# Goal of the exercise
All entries are to be quoted exactly; the images stay out of the copy.

Stored entries
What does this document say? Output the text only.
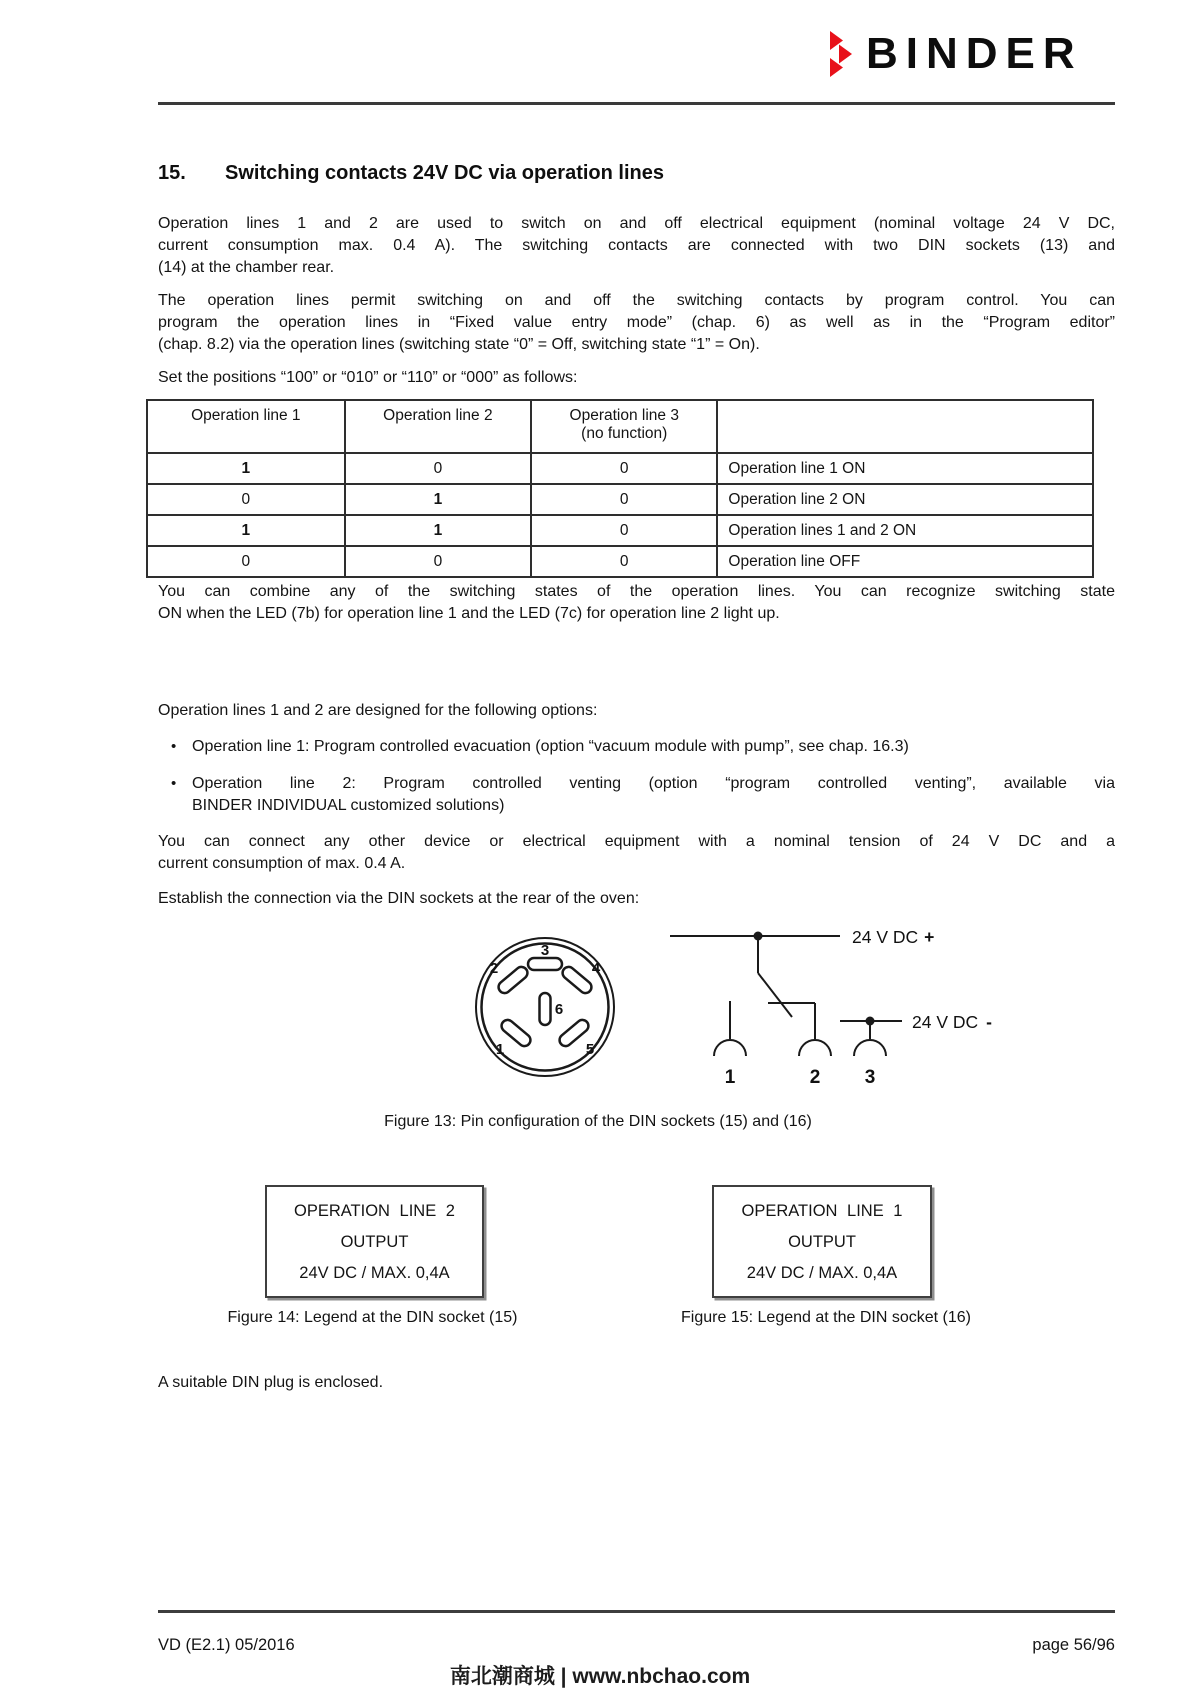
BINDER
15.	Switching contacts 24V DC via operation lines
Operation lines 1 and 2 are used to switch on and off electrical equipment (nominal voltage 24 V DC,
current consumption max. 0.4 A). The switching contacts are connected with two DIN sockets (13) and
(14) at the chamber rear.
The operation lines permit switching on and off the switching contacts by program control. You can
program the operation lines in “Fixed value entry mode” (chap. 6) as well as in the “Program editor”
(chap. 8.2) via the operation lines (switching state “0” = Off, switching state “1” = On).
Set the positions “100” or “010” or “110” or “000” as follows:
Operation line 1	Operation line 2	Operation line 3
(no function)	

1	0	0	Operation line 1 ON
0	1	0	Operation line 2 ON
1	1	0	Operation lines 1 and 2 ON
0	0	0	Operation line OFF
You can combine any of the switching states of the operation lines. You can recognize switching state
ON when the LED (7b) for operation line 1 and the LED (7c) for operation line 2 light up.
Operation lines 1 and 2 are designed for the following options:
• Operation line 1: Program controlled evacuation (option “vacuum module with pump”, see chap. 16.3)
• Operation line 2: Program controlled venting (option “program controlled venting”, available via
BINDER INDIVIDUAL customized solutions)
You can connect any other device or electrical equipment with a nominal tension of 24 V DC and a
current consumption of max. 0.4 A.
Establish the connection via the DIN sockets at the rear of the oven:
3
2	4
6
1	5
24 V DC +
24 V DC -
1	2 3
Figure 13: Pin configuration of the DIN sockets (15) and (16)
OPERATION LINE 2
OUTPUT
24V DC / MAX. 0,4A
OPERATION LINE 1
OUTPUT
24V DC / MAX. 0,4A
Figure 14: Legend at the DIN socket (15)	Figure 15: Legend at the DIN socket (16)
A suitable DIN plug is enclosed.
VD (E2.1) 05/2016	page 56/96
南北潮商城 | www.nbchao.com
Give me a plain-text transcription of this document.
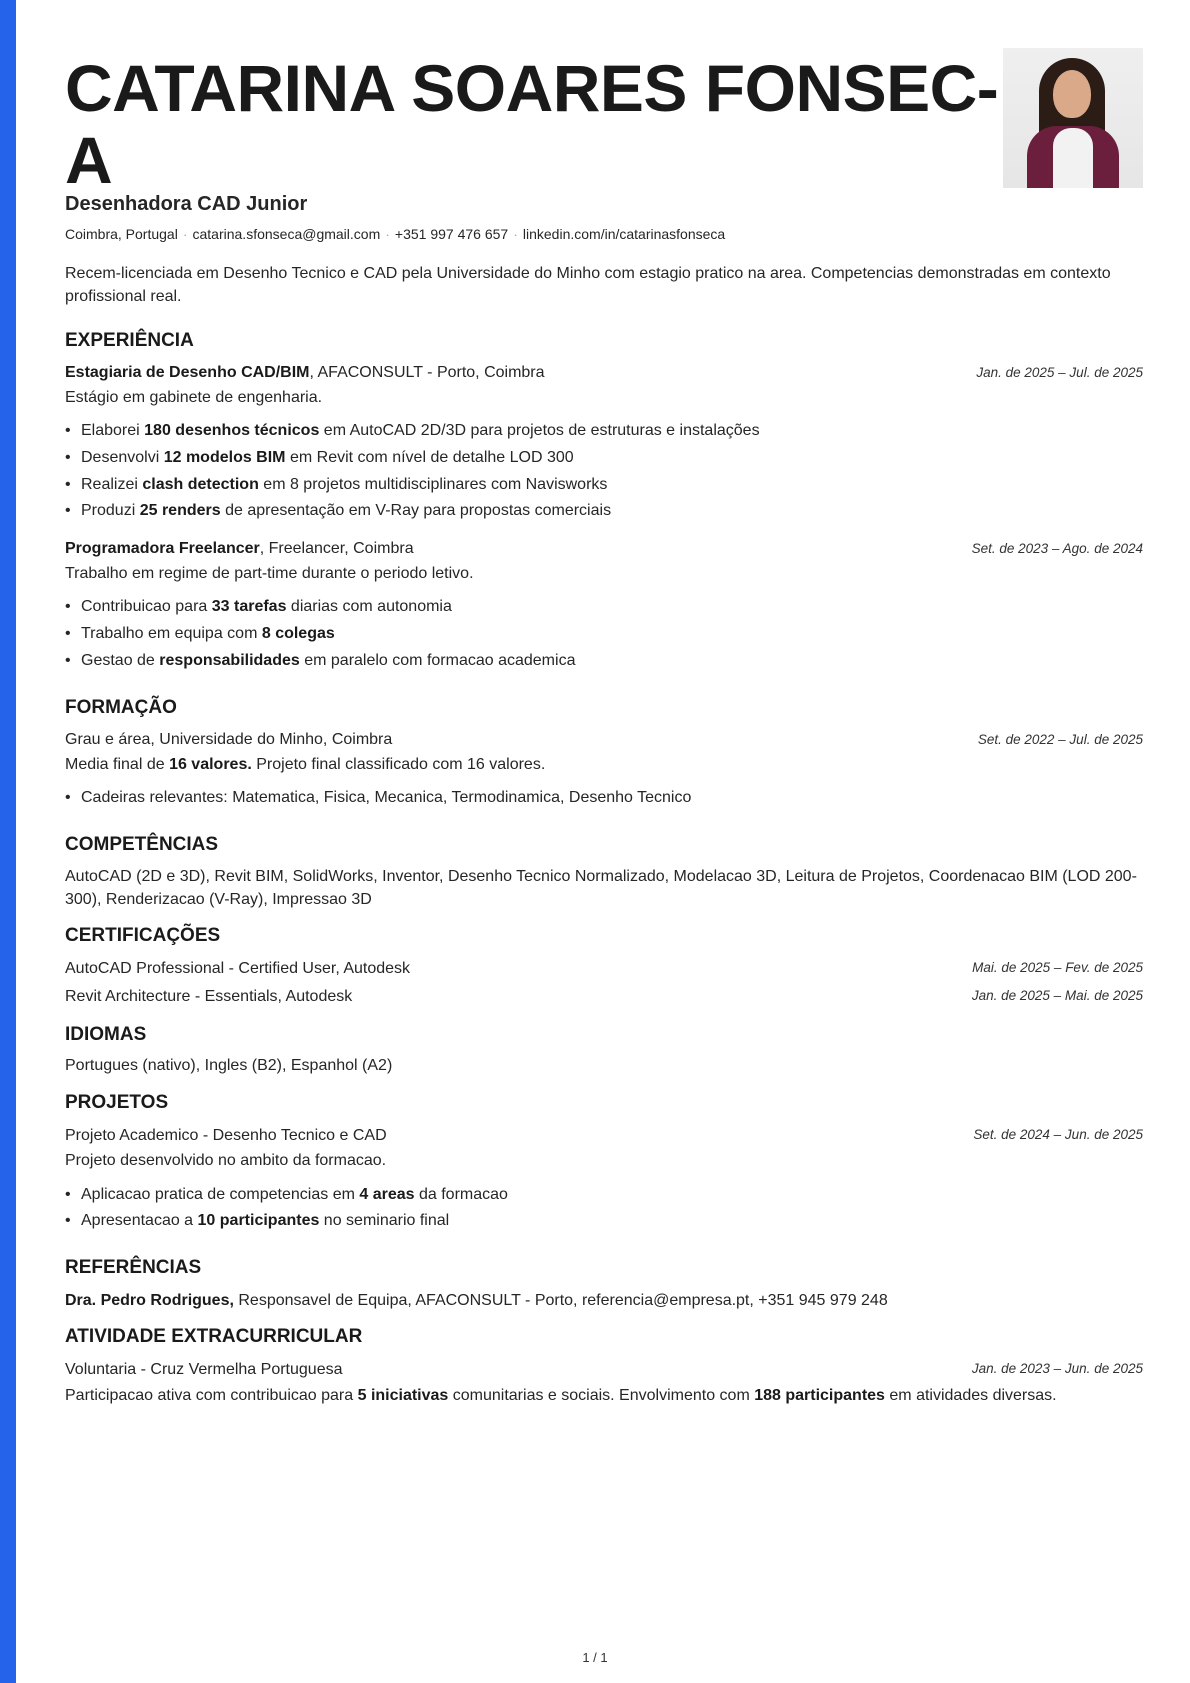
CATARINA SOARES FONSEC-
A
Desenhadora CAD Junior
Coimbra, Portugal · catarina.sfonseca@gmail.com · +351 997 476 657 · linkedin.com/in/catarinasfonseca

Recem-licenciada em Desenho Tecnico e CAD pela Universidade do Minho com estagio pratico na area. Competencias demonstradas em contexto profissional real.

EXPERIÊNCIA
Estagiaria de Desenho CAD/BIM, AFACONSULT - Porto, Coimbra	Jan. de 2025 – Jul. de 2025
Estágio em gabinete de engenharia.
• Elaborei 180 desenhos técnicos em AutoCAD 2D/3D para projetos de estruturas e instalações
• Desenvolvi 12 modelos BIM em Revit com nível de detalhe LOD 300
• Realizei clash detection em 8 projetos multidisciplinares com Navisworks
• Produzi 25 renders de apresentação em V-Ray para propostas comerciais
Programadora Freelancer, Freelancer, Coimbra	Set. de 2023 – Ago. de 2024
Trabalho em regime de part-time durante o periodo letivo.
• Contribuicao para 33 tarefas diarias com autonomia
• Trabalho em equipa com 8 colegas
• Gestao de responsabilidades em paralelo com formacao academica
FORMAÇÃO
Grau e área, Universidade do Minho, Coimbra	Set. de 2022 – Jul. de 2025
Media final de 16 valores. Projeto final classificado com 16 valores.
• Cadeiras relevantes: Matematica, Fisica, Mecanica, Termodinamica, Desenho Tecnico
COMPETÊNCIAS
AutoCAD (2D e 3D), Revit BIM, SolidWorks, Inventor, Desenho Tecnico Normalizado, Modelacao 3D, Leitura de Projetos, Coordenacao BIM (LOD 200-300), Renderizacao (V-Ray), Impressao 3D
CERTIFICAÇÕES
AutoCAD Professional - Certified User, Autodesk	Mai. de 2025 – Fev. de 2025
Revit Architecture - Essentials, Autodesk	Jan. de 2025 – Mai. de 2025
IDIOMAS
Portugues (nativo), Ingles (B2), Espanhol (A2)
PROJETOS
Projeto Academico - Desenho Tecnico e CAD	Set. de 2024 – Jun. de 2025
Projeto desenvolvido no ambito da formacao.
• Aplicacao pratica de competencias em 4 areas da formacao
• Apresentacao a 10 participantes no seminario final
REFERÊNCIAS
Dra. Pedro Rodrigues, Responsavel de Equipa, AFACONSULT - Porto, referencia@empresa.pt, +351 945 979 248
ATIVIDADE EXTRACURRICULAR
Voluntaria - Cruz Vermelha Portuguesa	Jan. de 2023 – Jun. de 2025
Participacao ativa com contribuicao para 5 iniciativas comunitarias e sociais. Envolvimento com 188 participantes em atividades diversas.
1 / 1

# Task output
What does this document say? Output the text only.
BINDER
15.	Switching contacts 24V DC via operation lines
Operation lines 1 and 2 are used to switch on and off electrical equipment (nominal voltage 24 V DC,
current consumption max. 0.4 A). The switching contacts are connected with two DIN sockets (13) and
(14) at the chamber rear.
The operation lines permit switching on and off the switching contacts by program control. You can
program the operation lines in “Fixed value entry mode” (chap. 6) as well as in the “Program editor”
(chap. 8.2) via the operation lines (switching state “0” = Off, switching state “1” = On).
Set the positions “100” or “010” or “110” or “000” as follows:
Operation line 1	Operation line 2	Operation line 3
(no function)	

1	0	0	Operation line 1 ON
0	1	0	Operation line 2 ON
1	1	0	Operation lines 1 and 2 ON
0	0	0	Operation line OFF
You can combine any of the switching states of the operation lines. You can recognize switching state
ON when the LED (7b) for operation line 1 and the LED (7c) for operation line 2 light up.
Operation lines 1 and 2 are designed for the following options:
• Operation line 1: Program controlled evacuation (option “vacuum module with pump”, see chap. 16.3)
• Operation line 2: Program controlled venting (option “program controlled venting”, available via
BINDER INDIVIDUAL customized solutions)
You can connect any other device or electrical equipment with a nominal tension of 24 V DC and a
current consumption of max. 0.4 A.
Establish the connection via the DIN sockets at the rear of the oven:
3
2	4
6
1	5
24 V DC +
24 V DC -
1	2 3
Figure 13: Pin configuration of the DIN sockets (15) and (16)
OPERATION LINE 2
OUTPUT
24V DC / MAX. 0,4A
OPERATION LINE 1
OUTPUT
24V DC / MAX. 0,4A
Figure 14: Legend at the DIN socket (15)	Figure 15: Legend at the DIN socket (16)
A suitable DIN plug is enclosed.
VD (E2.1) 05/2016	page 56/96
南北潮商城 | www.nbchao.com
Give me a plain-text transcription of this document.
CATARINA SOARES FONSEC-
A
Desenhadora CAD Junior
Coimbra, Portugal · catarina.sfonseca@gmail.com · +351 997 476 657 · linkedin.com/in/catarinasfonseca

Recem-licenciada em Desenho Tecnico e CAD pela Universidade do Minho com estagio pratico na area. Competencias demonstradas em contexto profissional real.

EXPERIÊNCIA
Estagiaria de Desenho CAD/BIM, AFACONSULT - Porto, Coimbra	Jan. de 2025 – Jul. de 2025
Estágio em gabinete de engenharia.
• Elaborei 180 desenhos técnicos em AutoCAD 2D/3D para projetos de estruturas e instalações
• Desenvolvi 12 modelos BIM em Revit com nível de detalhe LOD 300
• Realizei clash detection em 8 projetos multidisciplinares com Navisworks
• Produzi 25 renders de apresentação em V-Ray para propostas comerciais
Programadora Freelancer, Freelancer, Coimbra	Set. de 2023 – Ago. de 2024
Trabalho em regime de part-time durante o periodo letivo.
• Contribuicao para 33 tarefas diarias com autonomia
• Trabalho em equipa com 8 colegas
• Gestao de responsabilidades em paralelo com formacao academica
FORMAÇÃO
Grau e área, Universidade do Minho, Coimbra	Set. de 2022 – Jul. de 2025
Media final de 16 valores. Projeto final classificado com 16 valores.
• Cadeiras relevantes: Matematica, Fisica, Mecanica, Termodinamica, Desenho Tecnico
COMPETÊNCIAS
AutoCAD (2D e 3D), Revit BIM, SolidWorks, Inventor, Desenho Tecnico Normalizado, Modelacao 3D, Leitura de Projetos, Coordenacao BIM (LOD 200-300), Renderizacao (V-Ray), Impressao 3D
CERTIFICAÇÕES
AutoCAD Professional - Certified User, Autodesk	Mai. de 2025 – Fev. de 2025
Revit Architecture - Essentials, Autodesk	Jan. de 2025 – Mai. de 2025
IDIOMAS
Portugues (nativo), Ingles (B2), Espanhol (A2)
PROJETOS
Projeto Academico - Desenho Tecnico e CAD	Set. de 2024 – Jun. de 2025
Projeto desenvolvido no ambito da formacao.
• Aplicacao pratica de competencias em 4 areas da formacao
• Apresentacao a 10 participantes no seminario final
REFERÊNCIAS
Dra. Pedro Rodrigues, Responsavel de Equipa, AFACONSULT - Porto, referencia@empresa.pt, +351 945 979 248
ATIVIDADE EXTRACURRICULAR
Voluntaria - Cruz Vermelha Portuguesa	Jan. de 2023 – Jun. de 2025
Participacao ativa com contribuicao para 5 iniciativas comunitarias e sociais. Envolvimento com 188 participantes em atividades diversas.
1 / 1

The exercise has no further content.